● **WHAT TO DO**:
[1] In the 6x6 training post, how long is the rest between sets?
[2] Condense the paragraph of the 6x6 training post that begins "Obviously it's a high volume" into a short bulleted list.

● **DOCUMENT SECTION**:
%%

# 6x6 training



## nWo (Mar 25, 2014)

Been trying out Vince Gironda's 6x6 method for the past week just for something a bit different to keep me entertained whilst I'm cruising before I start cutting next month, and I thought I'd give it a shoutout as well as see if anyone has tried it or other Vince G training methods.

It's a "sets straight across" method in which you take your 12RM and do 6 sets of 6 reps with it, with only 30 seconds rest inbetween sets. For something with low reps like this, it's surprisingly tough due to the short rests and cumulative fatigue. Bloody good fun, has you breathing heavier than a paedo in a nursery, and sweating more than one too :laugh: Big compounds like squats and pullups are brutal.

Obviously it's a high volume, low intensity routine, so naturally there are going to be a lot of sets and only a few sets each workout are taken to failure or near failure. If you do 5 or more exercises per workout you'll be in the 30-40 set region, which is fine as it's a volume routine. I personally have been doing my usual amount 6 exercises per workout, so 36 sets total. Completely different to the minimal amount of sets that I usually do during my usual HIT training.

%%

(Image-based layout entries)
%%

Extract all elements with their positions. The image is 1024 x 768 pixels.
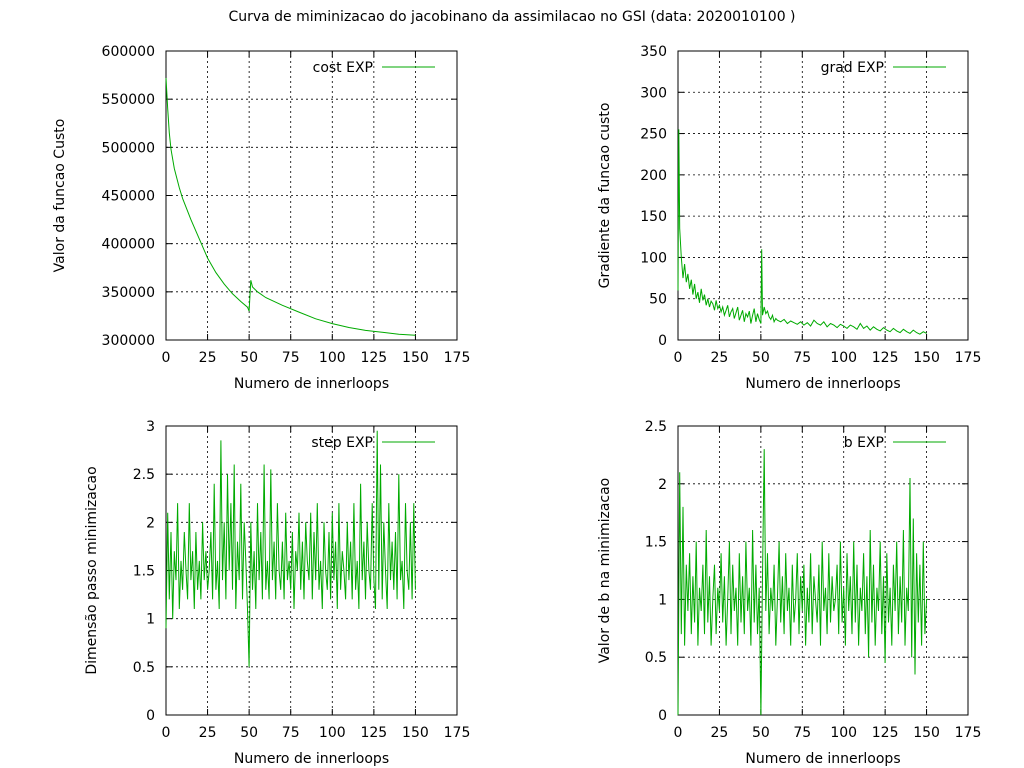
x-tick-label: 175 <box>955 350 982 366</box>
x-tick-label: 175 <box>444 350 471 366</box>
y-axis-label: Dimensão passo minimizacao <box>84 466 100 674</box>
x-axis-label: Numero de innerloops <box>745 376 900 392</box>
plot-frame <box>677 425 969 716</box>
x-tick-label: 175 <box>955 725 982 741</box>
plot-frame <box>165 425 458 716</box>
x-tick-label: 150 <box>402 725 429 741</box>
series-line-b <box>677 449 929 716</box>
y-tick-label: 300000 <box>102 333 155 349</box>
x-tick-label: 125 <box>360 350 387 366</box>
x-axis-label: Numero de innerloops <box>234 751 389 767</box>
y-tick-label: 150 <box>640 209 667 225</box>
x-tick-label: 100 <box>319 725 346 741</box>
x-tick-label: 0 <box>162 725 171 741</box>
x-tick-label: 25 <box>711 350 729 366</box>
y-tick-label: 2.5 <box>133 467 155 483</box>
x-tick-label: 150 <box>402 350 429 366</box>
x-tick-label: 175 <box>444 725 471 741</box>
legend-label: grad EXP <box>821 60 884 76</box>
x-tick-label: 0 <box>674 350 683 366</box>
x-tick-label: 25 <box>711 725 729 741</box>
chart-grad: 0 25 50 75 100 125 150 175 0 50 100 150 200 250 300 350… <box>597 44 981 392</box>
series-line-cost <box>165 77 416 336</box>
y-tick-label: 0.5 <box>645 650 667 666</box>
series-line-step <box>165 430 416 667</box>
y-tick-label: 0.5 <box>133 660 155 676</box>
x-tick-label: 50 <box>752 350 770 366</box>
y-tick-label: 100 <box>640 250 667 266</box>
y-tick-label: 1 <box>146 612 155 628</box>
y-axis-label: Gradiente da funcao custo <box>597 103 613 289</box>
x-tick-label: 75 <box>793 350 811 366</box>
plot-frame <box>677 50 969 341</box>
x-tick-label: 100 <box>830 725 857 741</box>
y-tick-label: 0 <box>658 708 667 724</box>
y-tick-label: 0 <box>658 333 667 349</box>
x-tick-label: 75 <box>282 350 300 366</box>
x-tick-label: 100 <box>319 350 346 366</box>
y-tick-label: 1.5 <box>645 535 667 551</box>
y-tick-label: 2.5 <box>645 419 667 435</box>
y-tick-label: 1.5 <box>133 564 155 580</box>
x-tick-label: 150 <box>913 350 940 366</box>
y-tick-label: 600000 <box>102 44 155 60</box>
plot-frame <box>165 50 458 341</box>
y-tick-label: 350 <box>640 44 667 60</box>
x-tick-label: 100 <box>830 350 857 366</box>
x-tick-label: 0 <box>674 725 683 741</box>
series-line-grad <box>677 129 927 335</box>
y-tick-label: 450000 <box>102 189 155 205</box>
page-title: Curva de miminizacao do jacobinano da as… <box>228 9 795 25</box>
x-tick-label: 0 <box>162 350 171 366</box>
x-tick-label: 25 <box>199 350 217 366</box>
legend-label: step EXP <box>311 435 373 451</box>
y-tick-label: 550000 <box>102 92 155 108</box>
chart-b: 0 25 50 75 100 125 150 175 0 0.5 1 1.5 2 2.5 Numero de… <box>597 419 981 767</box>
y-tick-label: 200 <box>640 168 667 184</box>
x-tick-label: 50 <box>240 350 258 366</box>
x-axis-label: Numero de innerloops <box>234 376 389 392</box>
legend-label: cost EXP <box>313 60 373 76</box>
x-tick-label: 75 <box>282 725 300 741</box>
y-axis-label: Valor da funcao Custo <box>52 119 68 273</box>
chart-cost: 0 25 50 75 100 125 150 175 300000 350000 400000 450… <box>52 44 470 392</box>
y-tick-label: 3 <box>146 419 155 435</box>
x-tick-label: 125 <box>360 725 387 741</box>
y-tick-label: 250 <box>640 127 667 143</box>
y-tick-label: 2 <box>146 515 155 531</box>
chart-step: 0 25 50 75 100 125 150 175 0 0.5 1 1.5 2 2.5 3 Numero d… <box>84 419 470 767</box>
y-tick-label: 400000 <box>102 237 155 253</box>
y-tick-label: 2 <box>658 477 667 493</box>
x-tick-label: 50 <box>752 725 770 741</box>
x-tick-label: 75 <box>793 725 811 741</box>
y-tick-label: 350000 <box>102 285 155 301</box>
x-axis-label: Numero de innerloops <box>745 751 900 767</box>
y-tick-label: 1 <box>658 592 667 608</box>
x-tick-label: 150 <box>913 725 940 741</box>
y-tick-label: 300 <box>640 85 667 101</box>
y-axis-label: Valor de b na minimizacao <box>597 478 613 664</box>
y-tick-label: 0 <box>146 708 155 724</box>
legend-label: b EXP <box>844 435 884 451</box>
y-tick-label: 50 <box>649 292 667 308</box>
y-tick-label: 500000 <box>102 140 155 156</box>
x-tick-label: 25 <box>199 725 217 741</box>
x-tick-label: 125 <box>872 350 899 366</box>
x-tick-label: 50 <box>240 725 258 741</box>
x-tick-label: 125 <box>872 725 899 741</box>
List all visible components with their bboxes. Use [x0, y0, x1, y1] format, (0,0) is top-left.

%%

● **OUTPUTS BY TASK**:
[1] 30 seconds.

[2]
- It is a high-volume, low-intensity routine with many sets, and only a few sets per workout go to or near failure.
- Five or more exercises per workout puts the total at about 30–40 sets.
- The poster does the usual 6 exercises per workout, for 36 sets in total.
- This is far more sets than the poster's usual HIT training.